ROWS.
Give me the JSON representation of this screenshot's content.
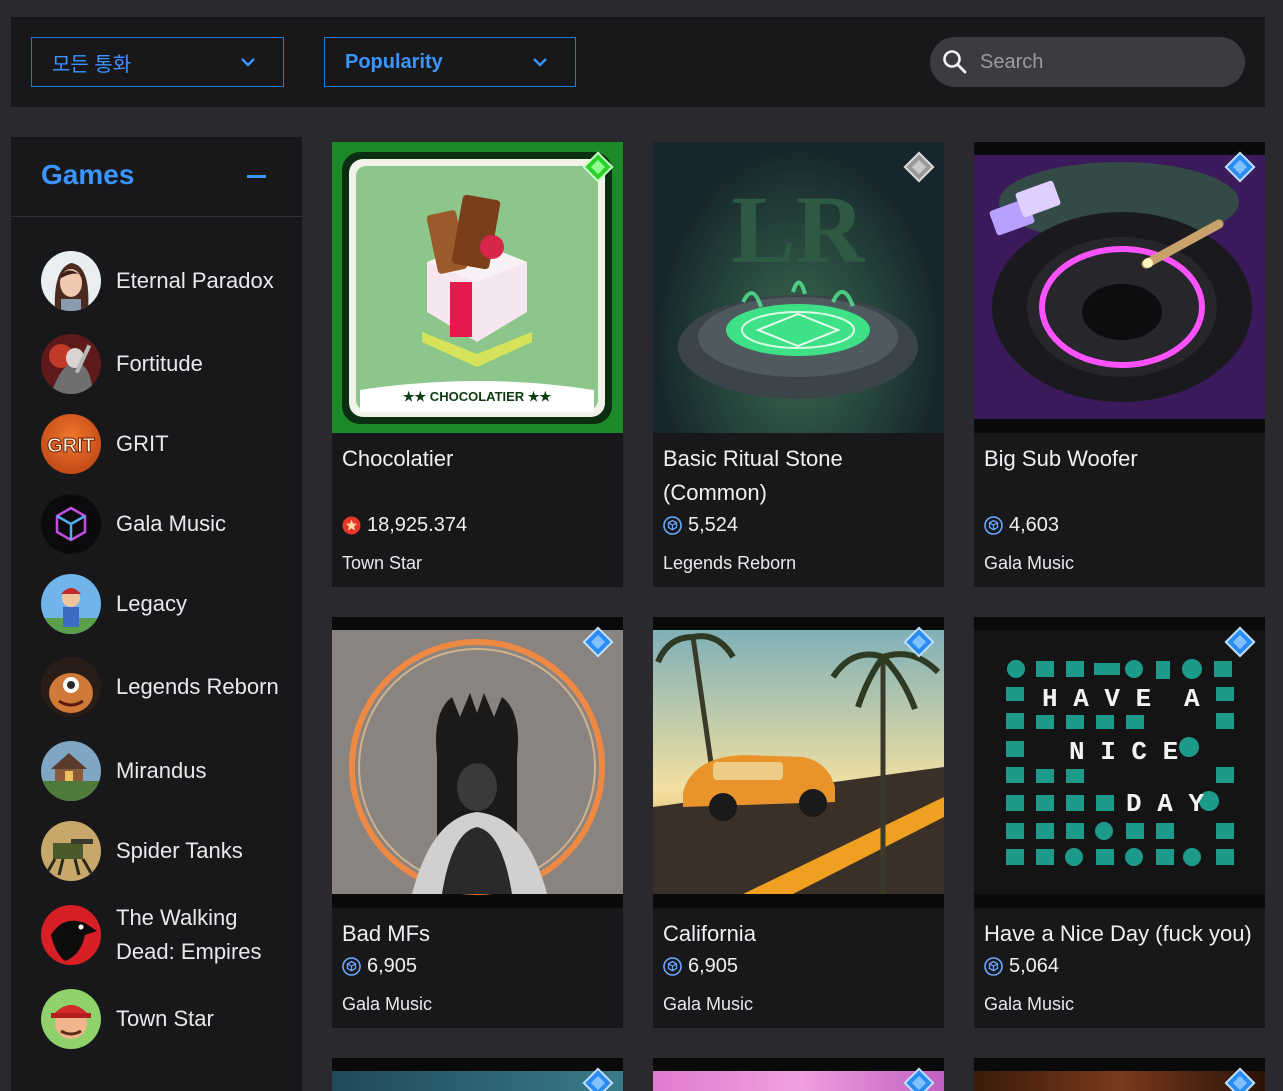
{
  "toolbar": {
    "currency_filter": "모든 통화",
    "sort_filter": "Popularity",
    "search_placeholder": "Search"
  },
  "sidebar": {
    "title": "Games",
    "items": [
      {
        "label": "Eternal Paradox"
      },
      {
        "label": "Fortitude"
      },
      {
        "label": "GRIT",
        "logo_text": "GRIT"
      },
      {
        "label": "Gala Music"
      },
      {
        "label": "Legacy"
      },
      {
        "label": "Legends Reborn"
      },
      {
        "label": "Mirandus"
      },
      {
        "label": "Spider Tanks"
      },
      {
        "label": "The Walking Dead: Empires"
      },
      {
        "label": "Town Star"
      }
    ]
  },
  "cards": [
    {
      "title": "Chocolatier",
      "price": "18,925.374",
      "currency_icon": "townstar-coin-icon",
      "game": "Town Star",
      "rarity_color": "#2bd12b",
      "banner": "★★ CHOCOLATIER ★★"
    },
    {
      "title": "Basic Ritual Stone (Common)",
      "price": "5,524",
      "currency_icon": "gala-coin-icon",
      "game": "Legends Reborn",
      "rarity_color": "#9a9a9a",
      "logo_text": "LR"
    },
    {
      "title": "Big Sub Woofer",
      "price": "4,603",
      "currency_icon": "gala-coin-icon",
      "game": "Gala Music",
      "rarity_color": "#2a8cf0"
    },
    {
      "title": "Bad MFs",
      "price": "6,905",
      "currency_icon": "gala-coin-icon",
      "game": "Gala Music",
      "rarity_color": "#2a8cf0"
    },
    {
      "title": "California",
      "price": "6,905",
      "currency_icon": "gala-coin-icon",
      "game": "Gala Music",
      "rarity_color": "#2a8cf0"
    },
    {
      "title": "Have a Nice Day (fuck you)",
      "price": "5,064",
      "currency_icon": "gala-coin-icon",
      "game": "Gala Music",
      "rarity_color": "#2a8cf0",
      "art_text": [
        "H A V E",
        "A",
        "N I C E",
        "D A Y"
      ]
    },
    {
      "rarity_color": "#2a8cf0"
    },
    {
      "rarity_color": "#2a8cf0"
    },
    {
      "rarity_color": "#2a8cf0"
    }
  ]
}
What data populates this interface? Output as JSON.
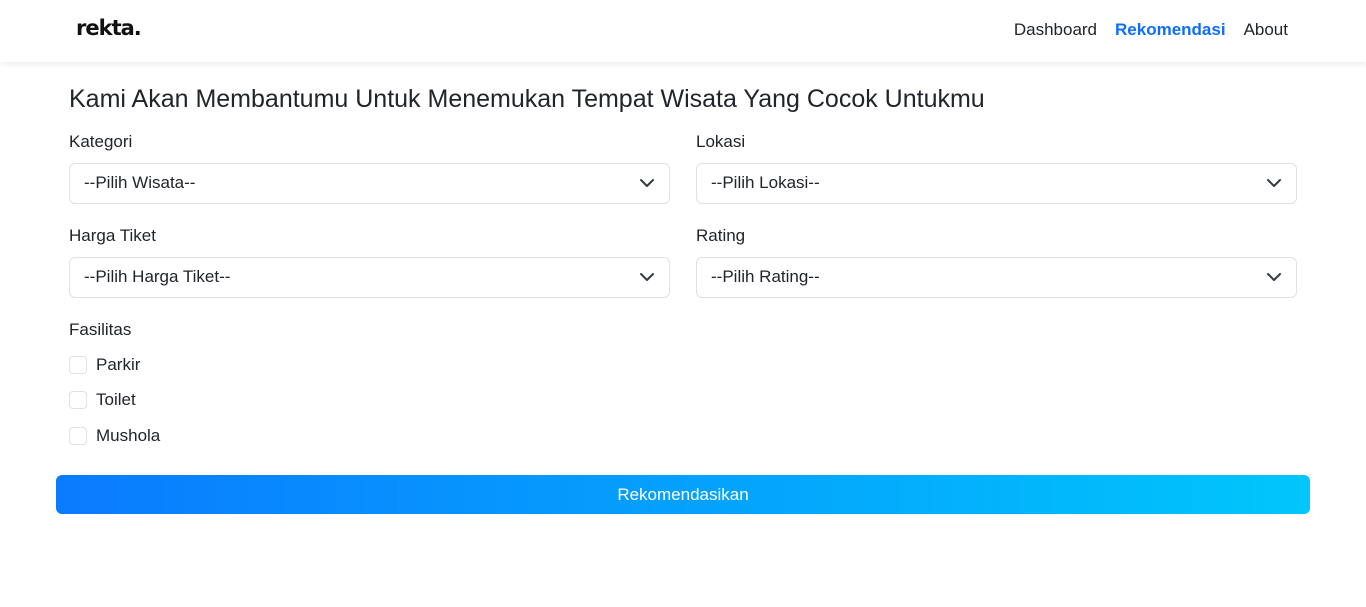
{
  "navbar": {
    "brand": "rekta.",
    "links": [
      "Dashboard",
      "Rekomendasi",
      "About"
    ]
  },
  "page_title": "Kami Akan Membantumu Untuk Menemukan Tempat Wisata Yang Cocok Untukmu",
  "form": {
    "kategori": {
      "label": "Kategori",
      "selected": "--Pilih Wisata--"
    },
    "lokasi": {
      "label": "Lokasi",
      "selected": "--Pilih Lokasi--"
    },
    "harga": {
      "label": "Harga Tiket",
      "selected": "--Pilih Harga Tiket--"
    },
    "rating": {
      "label": "Rating",
      "selected": "--Pilih Rating--"
    },
    "fasilitas": {
      "label": "Fasilitas",
      "options": [
        "Parkir",
        "Toilet",
        "Mushola"
      ]
    },
    "submit_label": "Rekomendasikan"
  },
  "colors": {
    "accent": "#0d6efd",
    "button_gradient_start": "#0a7bff",
    "button_gradient_end": "#00c6fb"
  }
}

GIVEN REQUEST. Copy every line of the listing that contains the word "Tiket".

THE RESULT.
      "label": "Harga Tiket",
      "selected": "--Pilih Harga Tiket--"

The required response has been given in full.